- EXERCISE -
Look through the entries below and report how many lines hold the string "Amplitude". Only the number is wanted.

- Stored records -

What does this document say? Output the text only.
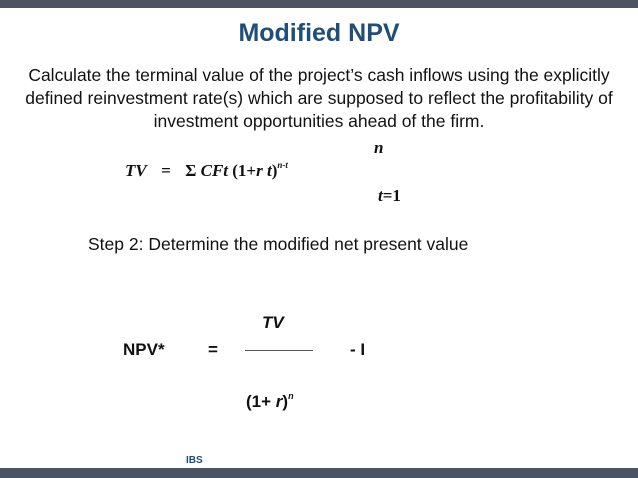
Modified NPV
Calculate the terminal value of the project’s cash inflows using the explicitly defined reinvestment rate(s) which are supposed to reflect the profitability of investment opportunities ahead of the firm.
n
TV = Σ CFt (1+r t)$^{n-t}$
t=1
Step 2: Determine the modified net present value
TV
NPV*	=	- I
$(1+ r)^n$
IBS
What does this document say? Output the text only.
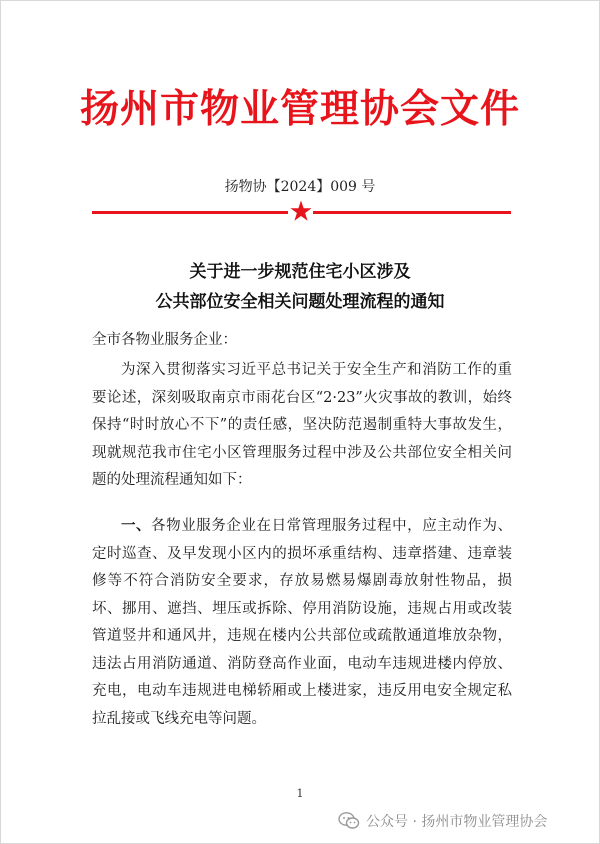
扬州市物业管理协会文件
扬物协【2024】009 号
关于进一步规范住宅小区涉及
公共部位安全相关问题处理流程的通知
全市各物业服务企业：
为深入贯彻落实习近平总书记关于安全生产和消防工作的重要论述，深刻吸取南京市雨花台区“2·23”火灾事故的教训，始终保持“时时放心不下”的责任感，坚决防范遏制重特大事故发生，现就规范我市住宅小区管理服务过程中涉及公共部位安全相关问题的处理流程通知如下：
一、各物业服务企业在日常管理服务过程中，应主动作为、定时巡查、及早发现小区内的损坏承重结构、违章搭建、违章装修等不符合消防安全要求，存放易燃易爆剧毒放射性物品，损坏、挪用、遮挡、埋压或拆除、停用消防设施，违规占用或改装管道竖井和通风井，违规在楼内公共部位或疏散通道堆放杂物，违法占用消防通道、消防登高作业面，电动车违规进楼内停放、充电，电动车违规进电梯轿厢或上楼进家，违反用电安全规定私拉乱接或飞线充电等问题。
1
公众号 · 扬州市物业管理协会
...
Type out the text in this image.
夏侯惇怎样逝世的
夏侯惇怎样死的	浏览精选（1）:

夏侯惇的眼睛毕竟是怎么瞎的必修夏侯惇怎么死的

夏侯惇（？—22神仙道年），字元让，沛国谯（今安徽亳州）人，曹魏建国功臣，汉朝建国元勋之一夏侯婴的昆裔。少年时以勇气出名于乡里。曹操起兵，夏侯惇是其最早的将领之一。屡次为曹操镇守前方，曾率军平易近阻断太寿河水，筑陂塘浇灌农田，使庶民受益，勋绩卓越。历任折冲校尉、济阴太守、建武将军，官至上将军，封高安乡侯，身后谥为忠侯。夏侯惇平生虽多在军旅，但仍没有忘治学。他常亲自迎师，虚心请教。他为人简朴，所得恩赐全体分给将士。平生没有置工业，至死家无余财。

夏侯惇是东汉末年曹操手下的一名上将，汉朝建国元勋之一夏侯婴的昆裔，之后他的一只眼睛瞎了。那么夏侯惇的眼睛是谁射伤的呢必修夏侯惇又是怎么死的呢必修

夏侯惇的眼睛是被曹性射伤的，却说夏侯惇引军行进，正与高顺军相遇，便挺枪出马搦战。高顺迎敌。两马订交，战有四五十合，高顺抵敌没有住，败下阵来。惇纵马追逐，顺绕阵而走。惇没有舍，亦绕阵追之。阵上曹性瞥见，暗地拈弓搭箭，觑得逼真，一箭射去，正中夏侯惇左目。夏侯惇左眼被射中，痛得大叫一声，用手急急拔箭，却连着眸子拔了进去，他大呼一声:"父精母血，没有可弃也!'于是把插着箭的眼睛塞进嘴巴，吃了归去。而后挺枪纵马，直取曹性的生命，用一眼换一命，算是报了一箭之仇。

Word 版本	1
* * *
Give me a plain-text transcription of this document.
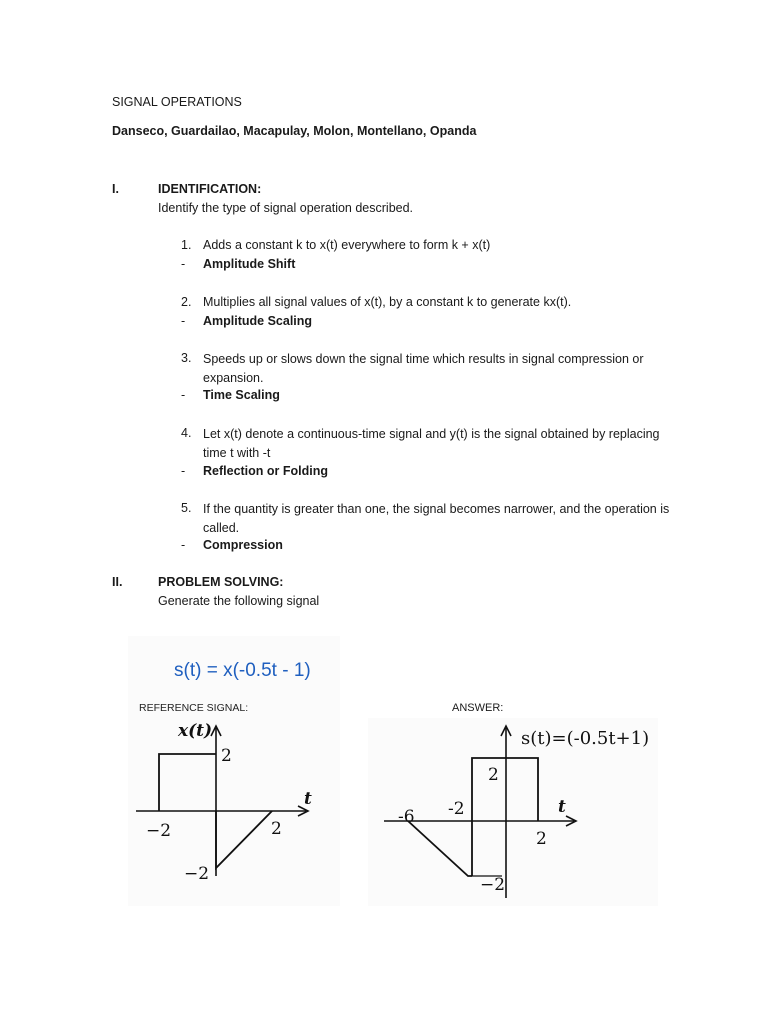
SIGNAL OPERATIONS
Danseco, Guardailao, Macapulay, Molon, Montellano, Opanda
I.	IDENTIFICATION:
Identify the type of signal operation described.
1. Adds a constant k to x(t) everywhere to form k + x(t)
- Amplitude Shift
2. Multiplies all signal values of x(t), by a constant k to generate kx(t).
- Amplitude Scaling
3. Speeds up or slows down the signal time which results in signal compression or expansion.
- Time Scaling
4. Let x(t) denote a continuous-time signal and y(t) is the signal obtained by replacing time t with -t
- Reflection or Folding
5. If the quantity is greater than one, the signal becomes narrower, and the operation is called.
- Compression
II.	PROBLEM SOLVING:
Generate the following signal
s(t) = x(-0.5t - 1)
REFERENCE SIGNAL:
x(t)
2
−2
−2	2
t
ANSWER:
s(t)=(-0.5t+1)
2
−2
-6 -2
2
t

- ANSWER TO THE TASK -
2